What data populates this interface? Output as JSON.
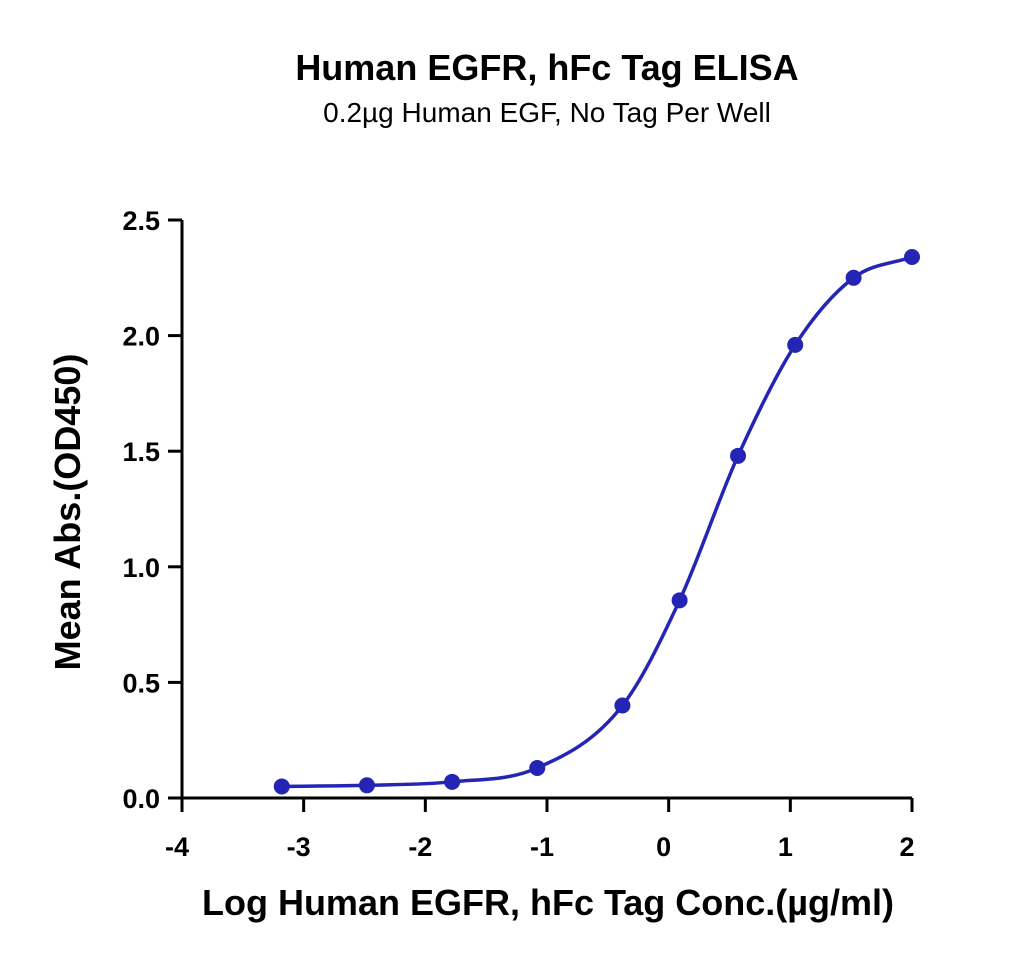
{
  "chart_data": {
    "type": "scatter",
    "title": "Human EGFR, hFc Tag ELISA",
    "subtitle": "0.2µg Human EGF, No Tag Per Well",
    "xlabel": "Log Human EGFR, hFc Tag Conc.(µg/ml)",
    "ylabel": "Mean Abs.(OD450)",
    "xlim": [
      -4,
      2
    ],
    "ylim": [
      0,
      2.5
    ],
    "x_ticks": [
      -4,
      -3,
      -2,
      -1,
      0,
      1,
      2
    ],
    "x_tick_labels": [
      "-4",
      "-3",
      "-2",
      "-1",
      "0",
      "1",
      "2"
    ],
    "y_ticks": [
      0,
      0.5,
      1,
      1.5,
      2,
      2.5
    ],
    "y_tick_labels": [
      "0.0",
      "0.5",
      "1.0",
      "1.5",
      "2.0",
      "2.5"
    ],
    "grid": false,
    "fit_curve": "sigmoidal",
    "series": [
      {
        "x": [
          -3.18,
          -2.48,
          -1.78,
          -1.08,
          -0.38,
          0.09,
          0.57,
          1.04,
          1.52,
          2.0
        ],
        "y": [
          0.05,
          0.055,
          0.07,
          0.13,
          0.4,
          0.855,
          1.48,
          1.96,
          2.25,
          2.34
        ],
        "color": "#2525b5"
      }
    ]
  }
}
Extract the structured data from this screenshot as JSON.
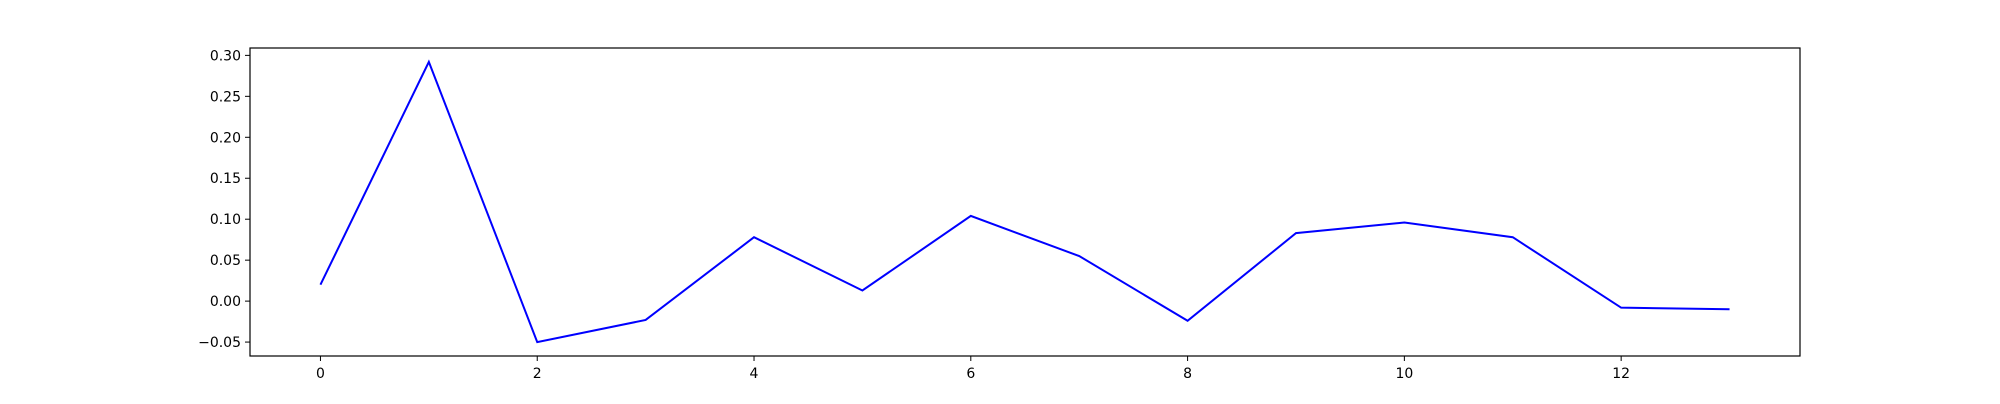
{
  "chart_data": {
    "type": "line",
    "title": "",
    "xlabel": "",
    "ylabel": "",
    "x": [
      0,
      1,
      2,
      3,
      4,
      5,
      6,
      7,
      8,
      9,
      10,
      11,
      12,
      13
    ],
    "series": [
      {
        "color": "#0000ff",
        "values": [
          0.02,
          0.292,
          -0.05,
          -0.023,
          0.078,
          0.013,
          0.104,
          0.055,
          -0.024,
          0.083,
          0.096,
          0.078,
          -0.008,
          -0.01
        ]
      }
    ],
    "xlim": [
      -0.65,
      13.65
    ],
    "ylim": [
      -0.067,
      0.309
    ],
    "xticks": [
      0,
      2,
      4,
      6,
      8,
      10,
      12
    ],
    "yticks": [
      -0.05,
      0.0,
      0.05,
      0.1,
      0.15,
      0.2,
      0.25,
      0.3
    ],
    "xtick_labels": [
      "0",
      "2",
      "4",
      "6",
      "8",
      "10",
      "12"
    ],
    "ytick_labels": [
      "−0.05",
      "0.00",
      "0.05",
      "0.10",
      "0.15",
      "0.20",
      "0.25",
      "0.30"
    ],
    "grid": false,
    "legend": "none"
  }
}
= = = = = = =
Omit every picture, and otherwise quote the entries exactly.

What data populates this interface? Output as JSON.
{
  "chart_data": {
    "type": "scatter",
    "title": "Human EGFR, hFc Tag ELISA",
    "subtitle": "0.2µg Human EGF, No Tag Per Well",
    "xlabel": "Log Human EGFR, hFc Tag Conc.(µg/ml)",
    "ylabel": "Mean Abs.(OD450)",
    "xlim": [
      -4,
      2
    ],
    "ylim": [
      0,
      2.5
    ],
    "x_ticks": [
      -4,
      -3,
      -2,
      -1,
      0,
      1,
      2
    ],
    "x_tick_labels": [
      "-4",
      "-3",
      "-2",
      "-1",
      "0",
      "1",
      "2"
    ],
    "y_ticks": [
      0,
      0.5,
      1,
      1.5,
      2,
      2.5
    ],
    "y_tick_labels": [
      "0.0",
      "0.5",
      "1.0",
      "1.5",
      "2.0",
      "2.5"
    ],
    "grid": false,
    "fit_curve": "sigmoidal",
    "series": [
      {
        "x": [
          -3.18,
          -2.48,
          -1.78,
          -1.08,
          -0.38,
          0.09,
          0.57,
          1.04,
          1.52,
          2.0
        ],
        "y": [
          0.05,
          0.055,
          0.07,
          0.13,
          0.4,
          0.855,
          1.48,
          1.96,
          2.25,
          2.34
        ],
        "color": "#2525b5"
      }
    ]
  }
}
Extract the structured data from this screenshot as JSON.
{
  "chart_data": {
    "type": "line",
    "title": "",
    "xlabel": "",
    "ylabel": "",
    "x": [
      0,
      1,
      2,
      3,
      4,
      5,
      6,
      7,
      8,
      9,
      10,
      11,
      12,
      13
    ],
    "series": [
      {
        "color": "#0000ff",
        "values": [
          0.02,
          0.292,
          -0.05,
          -0.023,
          0.078,
          0.013,
          0.104,
          0.055,
          -0.024,
          0.083,
          0.096,
          0.078,
          -0.008,
          -0.01
        ]
      }
    ],
    "xlim": [
      -0.65,
      13.65
    ],
    "ylim": [
      -0.067,
      0.309
    ],
    "xticks": [
      0,
      2,
      4,
      6,
      8,
      10,
      12
    ],
    "yticks": [
      -0.05,
      0.0,
      0.05,
      0.1,
      0.15,
      0.2,
      0.25,
      0.3
    ],
    "xtick_labels": [
      "0",
      "2",
      "4",
      "6",
      "8",
      "10",
      "12"
    ],
    "ytick_labels": [
      "−0.05",
      "0.00",
      "0.05",
      "0.10",
      "0.15",
      "0.20",
      "0.25",
      "0.30"
    ],
    "grid": false,
    "legend": "none"
  }
}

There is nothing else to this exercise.